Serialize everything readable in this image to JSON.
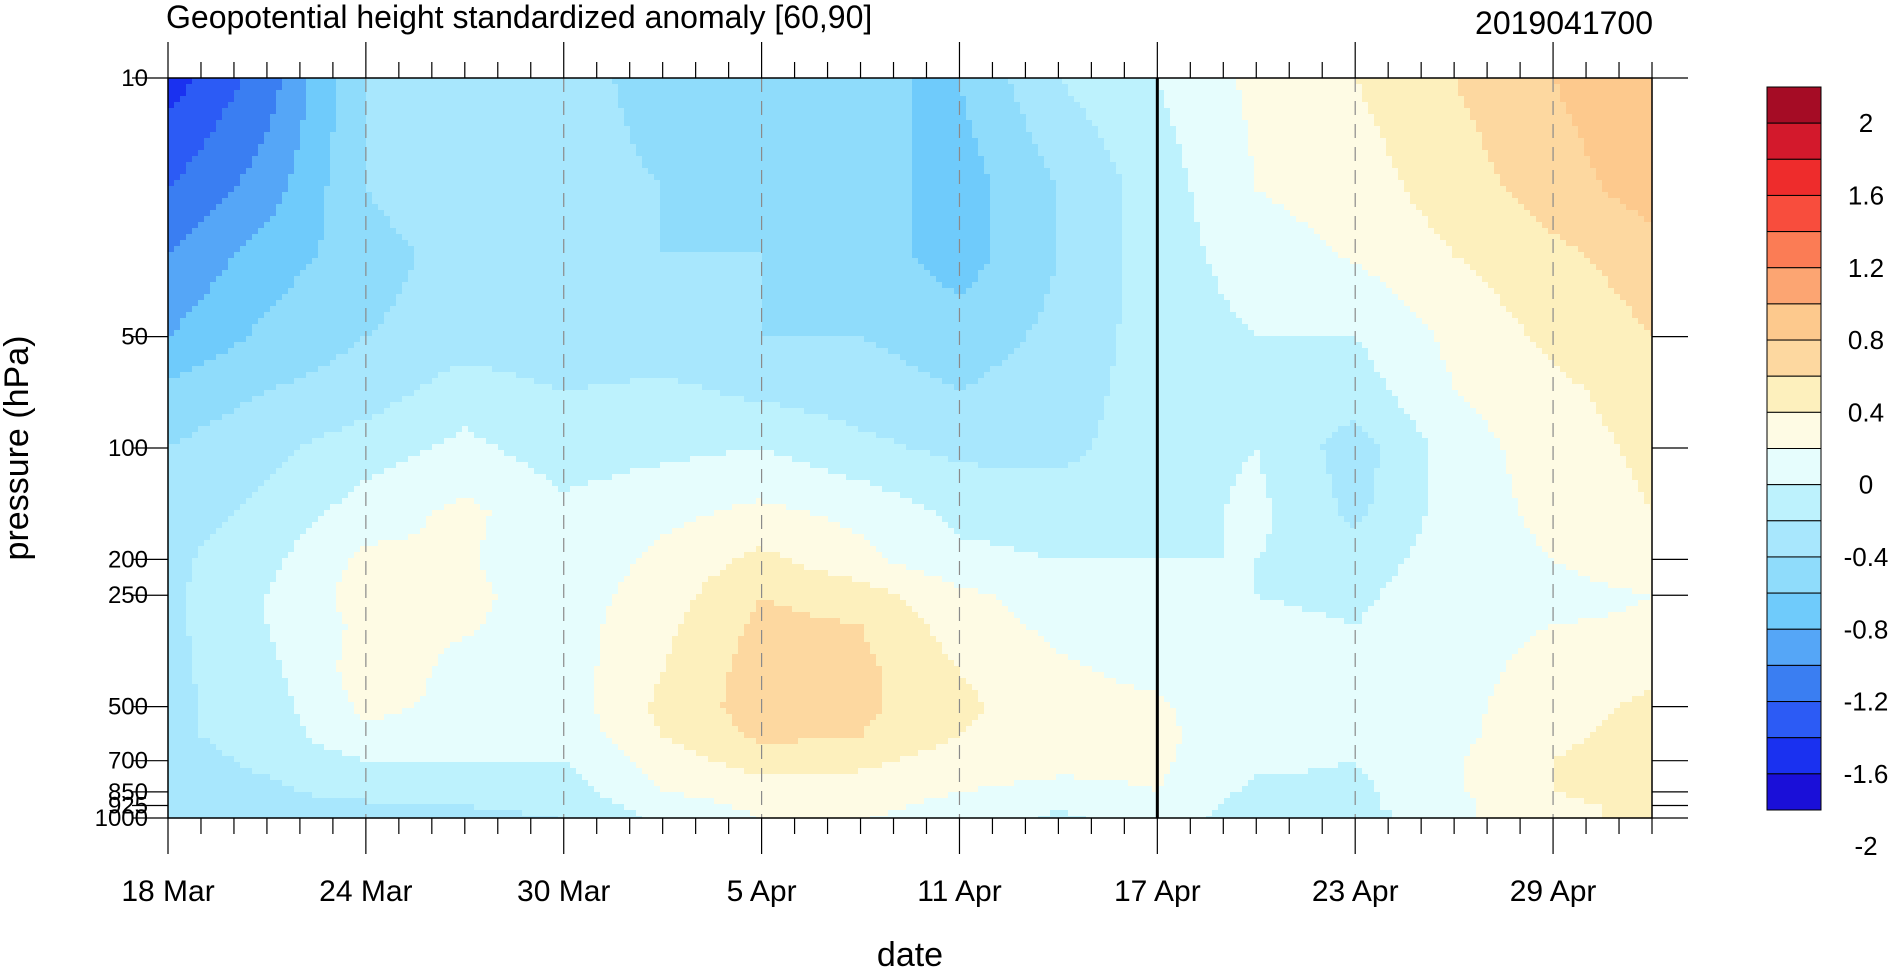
{
  "chart_data": {
    "type": "contour",
    "title": "Geopotential height standardized anomaly [60,90]",
    "subtitle": "2019041700",
    "xlabel": "date",
    "ylabel": "pressure (hPa)",
    "x_tick_labels": [
      "18 Mar",
      "24 Mar",
      "30 Mar",
      "5 Apr",
      "11 Apr",
      "17 Apr",
      "23 Apr",
      "29 Apr"
    ],
    "x_tick_days": [
      0,
      6,
      12,
      18,
      24,
      30,
      36,
      42
    ],
    "x_range_days": [
      0,
      45
    ],
    "y_scale": "log",
    "y_reversed": true,
    "y_range": [
      10,
      1000
    ],
    "y_tick_labels": [
      "10",
      "50",
      "100",
      "200",
      "250",
      "500",
      "700",
      "850",
      "925",
      "1000"
    ],
    "y_tick_values": [
      10,
      50,
      100,
      200,
      250,
      500,
      700,
      850,
      925,
      1000
    ],
    "reference_line_date": "17 Apr",
    "grid": "dashed vertical lines at labeled dates",
    "colorbar": {
      "orientation": "vertical",
      "placement": "right",
      "labels": [
        "2",
        "1.6",
        "1.2",
        "0.8",
        "0.4",
        "0",
        "-0.4",
        "-0.8",
        "-1.2",
        "-1.6",
        "-2"
      ],
      "levels": [
        -2,
        -1.8,
        -1.6,
        -1.4,
        -1.2,
        -1,
        -0.8,
        -0.6,
        -0.4,
        -0.2,
        0,
        0.2,
        0.4,
        0.6,
        0.8,
        1,
        1.2,
        1.4,
        1.6,
        1.8,
        2
      ],
      "colors": [
        "#1a0fd8",
        "#1a31f0",
        "#2c5bf5",
        "#3a7ef2",
        "#55a6f7",
        "#6fcbfb",
        "#8fdcfb",
        "#a8e7fd",
        "#bdf2fd",
        "#e6fdfd",
        "#fefbe4",
        "#fdf0bd",
        "#fdd8a0",
        "#fdc98d",
        "#fca572",
        "#fb7c55",
        "#f84d3d",
        "#ee2c2c",
        "#d3192c",
        "#a50c25"
      ]
    },
    "pressure_levels": [
      10,
      20,
      30,
      50,
      70,
      100,
      150,
      200,
      250,
      300,
      400,
      500,
      600,
      700,
      850,
      925,
      1000
    ],
    "days": [
      0,
      3,
      6,
      9,
      12,
      15,
      18,
      21,
      24,
      27,
      30,
      33,
      36,
      39,
      42,
      45
    ],
    "values": [
      [
        -1.7,
        -1.3,
        -0.6,
        -0.5,
        -0.5,
        -0.7,
        -0.7,
        -0.8,
        -0.8,
        -0.4,
        -0.2,
        0.05,
        0.2,
        0.4,
        0.6,
        0.8
      ],
      [
        -1.4,
        -1.1,
        -0.6,
        -0.4,
        -0.5,
        -0.6,
        -0.7,
        -0.7,
        -0.9,
        -0.6,
        -0.3,
        0.0,
        0.1,
        0.3,
        0.5,
        0.7
      ],
      [
        -1.2,
        -0.9,
        -0.7,
        -0.5,
        -0.5,
        -0.6,
        -0.6,
        -0.7,
        -0.9,
        -0.6,
        -0.3,
        -0.1,
        0.02,
        0.2,
        0.35,
        0.5
      ],
      [
        -1.0,
        -0.75,
        -0.6,
        -0.5,
        -0.55,
        -0.55,
        -0.6,
        -0.6,
        -0.7,
        -0.55,
        -0.3,
        -0.2,
        -0.2,
        0.05,
        0.25,
        0.4
      ],
      [
        -0.75,
        -0.6,
        -0.5,
        -0.3,
        -0.4,
        -0.35,
        -0.45,
        -0.5,
        -0.6,
        -0.5,
        -0.3,
        -0.25,
        -0.3,
        0.0,
        0.15,
        0.3
      ],
      [
        -0.6,
        -0.45,
        -0.3,
        -0.15,
        -0.3,
        -0.25,
        -0.2,
        -0.35,
        -0.45,
        -0.45,
        -0.3,
        -0.2,
        -0.5,
        -0.1,
        0.1,
        0.25
      ],
      [
        -0.5,
        -0.35,
        -0.1,
        0.05,
        -0.15,
        -0.05,
        0.05,
        -0.05,
        -0.25,
        -0.3,
        -0.3,
        -0.15,
        -0.45,
        -0.1,
        0.05,
        0.2
      ],
      [
        -0.45,
        -0.25,
        0.05,
        0.02,
        -0.15,
        0.05,
        0.25,
        0.05,
        -0.15,
        -0.2,
        -0.2,
        -0.2,
        -0.3,
        -0.1,
        0.0,
        0.1
      ],
      [
        -0.45,
        -0.2,
        0.1,
        0.05,
        -0.1,
        0.1,
        0.4,
        0.3,
        0.05,
        -0.1,
        -0.2,
        -0.2,
        -0.25,
        -0.05,
        -0.05,
        0.0
      ],
      [
        -0.45,
        -0.2,
        0.05,
        0.02,
        -0.1,
        0.15,
        0.45,
        0.4,
        0.1,
        -0.05,
        -0.1,
        -0.15,
        -0.2,
        -0.05,
        0.0,
        0.02
      ],
      [
        -0.45,
        -0.25,
        0.1,
        -0.05,
        -0.1,
        0.2,
        0.5,
        0.45,
        0.2,
        0.03,
        -0.05,
        -0.15,
        -0.15,
        -0.05,
        0.05,
        0.15
      ],
      [
        -0.45,
        -0.3,
        0.05,
        -0.05,
        -0.1,
        0.25,
        0.5,
        0.45,
        0.25,
        0.05,
        0.03,
        -0.15,
        -0.15,
        -0.05,
        0.1,
        0.25
      ],
      [
        -0.45,
        -0.3,
        -0.05,
        -0.1,
        -0.15,
        0.2,
        0.45,
        0.4,
        0.2,
        0.05,
        0.05,
        -0.15,
        -0.15,
        -0.05,
        0.15,
        0.3
      ],
      [
        -0.5,
        -0.35,
        -0.2,
        -0.2,
        -0.2,
        0.1,
        0.3,
        0.25,
        0.1,
        0.05,
        0.03,
        -0.15,
        -0.2,
        -0.02,
        0.2,
        0.3
      ],
      [
        -0.55,
        -0.45,
        -0.3,
        -0.3,
        -0.3,
        0.0,
        0.1,
        0.1,
        0.0,
        -0.05,
        0.0,
        -0.25,
        -0.25,
        -0.03,
        0.2,
        0.3
      ],
      [
        -0.6,
        -0.5,
        -0.45,
        -0.4,
        -0.35,
        -0.1,
        0.05,
        0.05,
        -0.05,
        -0.15,
        -0.05,
        -0.3,
        -0.25,
        -0.05,
        0.15,
        0.25
      ],
      [
        -0.6,
        -0.55,
        -0.5,
        -0.45,
        -0.4,
        -0.15,
        0.0,
        0.0,
        -0.05,
        -0.25,
        -0.1,
        -0.3,
        -0.3,
        -0.05,
        0.15,
        0.25
      ]
    ]
  }
}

__________

* Directive
Copy the material above in full and exactly, skipping pictures.

* Result of this exercise
Serialize everything readable in this image to JSON.
{
  "chart_data": {
    "type": "contour",
    "title": "Geopotential height standardized anomaly [60,90]",
    "subtitle": "2019041700",
    "xlabel": "date",
    "ylabel": "pressure (hPa)",
    "x_tick_labels": [
      "18 Mar",
      "24 Mar",
      "30 Mar",
      "5 Apr",
      "11 Apr",
      "17 Apr",
      "23 Apr",
      "29 Apr"
    ],
    "x_tick_days": [
      0,
      6,
      12,
      18,
      24,
      30,
      36,
      42
    ],
    "x_range_days": [
      0,
      45
    ],
    "y_scale": "log",
    "y_reversed": true,
    "y_range": [
      10,
      1000
    ],
    "y_tick_labels": [
      "10",
      "50",
      "100",
      "200",
      "250",
      "500",
      "700",
      "850",
      "925",
      "1000"
    ],
    "y_tick_values": [
      10,
      50,
      100,
      200,
      250,
      500,
      700,
      850,
      925,
      1000
    ],
    "reference_line_date": "17 Apr",
    "grid": "dashed vertical lines at labeled dates",
    "colorbar": {
      "orientation": "vertical",
      "placement": "right",
      "labels": [
        "2",
        "1.6",
        "1.2",
        "0.8",
        "0.4",
        "0",
        "-0.4",
        "-0.8",
        "-1.2",
        "-1.6",
        "-2"
      ],
      "levels": [
        -2,
        -1.8,
        -1.6,
        -1.4,
        -1.2,
        -1,
        -0.8,
        -0.6,
        -0.4,
        -0.2,
        0,
        0.2,
        0.4,
        0.6,
        0.8,
        1,
        1.2,
        1.4,
        1.6,
        1.8,
        2
      ],
      "colors": [
        "#1a0fd8",
        "#1a31f0",
        "#2c5bf5",
        "#3a7ef2",
        "#55a6f7",
        "#6fcbfb",
        "#8fdcfb",
        "#a8e7fd",
        "#bdf2fd",
        "#e6fdfd",
        "#fefbe4",
        "#fdf0bd",
        "#fdd8a0",
        "#fdc98d",
        "#fca572",
        "#fb7c55",
        "#f84d3d",
        "#ee2c2c",
        "#d3192c",
        "#a50c25"
      ]
    },
    "pressure_levels": [
      10,
      20,
      30,
      50,
      70,
      100,
      150,
      200,
      250,
      300,
      400,
      500,
      600,
      700,
      850,
      925,
      1000
    ],
    "days": [
      0,
      3,
      6,
      9,
      12,
      15,
      18,
      21,
      24,
      27,
      30,
      33,
      36,
      39,
      42,
      45
    ],
    "values": [
      [
        -1.7,
        -1.3,
        -0.6,
        -0.5,
        -0.5,
        -0.7,
        -0.7,
        -0.8,
        -0.8,
        -0.4,
        -0.2,
        0.05,
        0.2,
        0.4,
        0.6,
        0.8
      ],
      [
        -1.4,
        -1.1,
        -0.6,
        -0.4,
        -0.5,
        -0.6,
        -0.7,
        -0.7,
        -0.9,
        -0.6,
        -0.3,
        0.0,
        0.1,
        0.3,
        0.5,
        0.7
      ],
      [
        -1.2,
        -0.9,
        -0.7,
        -0.5,
        -0.5,
        -0.6,
        -0.6,
        -0.7,
        -0.9,
        -0.6,
        -0.3,
        -0.1,
        0.02,
        0.2,
        0.35,
        0.5
      ],
      [
        -1.0,
        -0.75,
        -0.6,
        -0.5,
        -0.55,
        -0.55,
        -0.6,
        -0.6,
        -0.7,
        -0.55,
        -0.3,
        -0.2,
        -0.2,
        0.05,
        0.25,
        0.4
      ],
      [
        -0.75,
        -0.6,
        -0.5,
        -0.3,
        -0.4,
        -0.35,
        -0.45,
        -0.5,
        -0.6,
        -0.5,
        -0.3,
        -0.25,
        -0.3,
        0.0,
        0.15,
        0.3
      ],
      [
        -0.6,
        -0.45,
        -0.3,
        -0.15,
        -0.3,
        -0.25,
        -0.2,
        -0.35,
        -0.45,
        -0.45,
        -0.3,
        -0.2,
        -0.5,
        -0.1,
        0.1,
        0.25
      ],
      [
        -0.5,
        -0.35,
        -0.1,
        0.05,
        -0.15,
        -0.05,
        0.05,
        -0.05,
        -0.25,
        -0.3,
        -0.3,
        -0.15,
        -0.45,
        -0.1,
        0.05,
        0.2
      ],
      [
        -0.45,
        -0.25,
        0.05,
        0.02,
        -0.15,
        0.05,
        0.25,
        0.05,
        -0.15,
        -0.2,
        -0.2,
        -0.2,
        -0.3,
        -0.1,
        0.0,
        0.1
      ],
      [
        -0.45,
        -0.2,
        0.1,
        0.05,
        -0.1,
        0.1,
        0.4,
        0.3,
        0.05,
        -0.1,
        -0.2,
        -0.2,
        -0.25,
        -0.05,
        -0.05,
        0.0
      ],
      [
        -0.45,
        -0.2,
        0.05,
        0.02,
        -0.1,
        0.15,
        0.45,
        0.4,
        0.1,
        -0.05,
        -0.1,
        -0.15,
        -0.2,
        -0.05,
        0.0,
        0.02
      ],
      [
        -0.45,
        -0.25,
        0.1,
        -0.05,
        -0.1,
        0.2,
        0.5,
        0.45,
        0.2,
        0.03,
        -0.05,
        -0.15,
        -0.15,
        -0.05,
        0.05,
        0.15
      ],
      [
        -0.45,
        -0.3,
        0.05,
        -0.05,
        -0.1,
        0.25,
        0.5,
        0.45,
        0.25,
        0.05,
        0.03,
        -0.15,
        -0.15,
        -0.05,
        0.1,
        0.25
      ],
      [
        -0.45,
        -0.3,
        -0.05,
        -0.1,
        -0.15,
        0.2,
        0.45,
        0.4,
        0.2,
        0.05,
        0.05,
        -0.15,
        -0.15,
        -0.05,
        0.15,
        0.3
      ],
      [
        -0.5,
        -0.35,
        -0.2,
        -0.2,
        -0.2,
        0.1,
        0.3,
        0.25,
        0.1,
        0.05,
        0.03,
        -0.15,
        -0.2,
        -0.02,
        0.2,
        0.3
      ],
      [
        -0.55,
        -0.45,
        -0.3,
        -0.3,
        -0.3,
        0.0,
        0.1,
        0.1,
        0.0,
        -0.05,
        0.0,
        -0.25,
        -0.25,
        -0.03,
        0.2,
        0.3
      ],
      [
        -0.6,
        -0.5,
        -0.45,
        -0.4,
        -0.35,
        -0.1,
        0.05,
        0.05,
        -0.05,
        -0.15,
        -0.05,
        -0.3,
        -0.25,
        -0.05,
        0.15,
        0.25
      ],
      [
        -0.6,
        -0.55,
        -0.5,
        -0.45,
        -0.4,
        -0.15,
        0.0,
        0.0,
        -0.05,
        -0.25,
        -0.1,
        -0.3,
        -0.3,
        -0.05,
        0.15,
        0.25
      ]
    ]
  }
}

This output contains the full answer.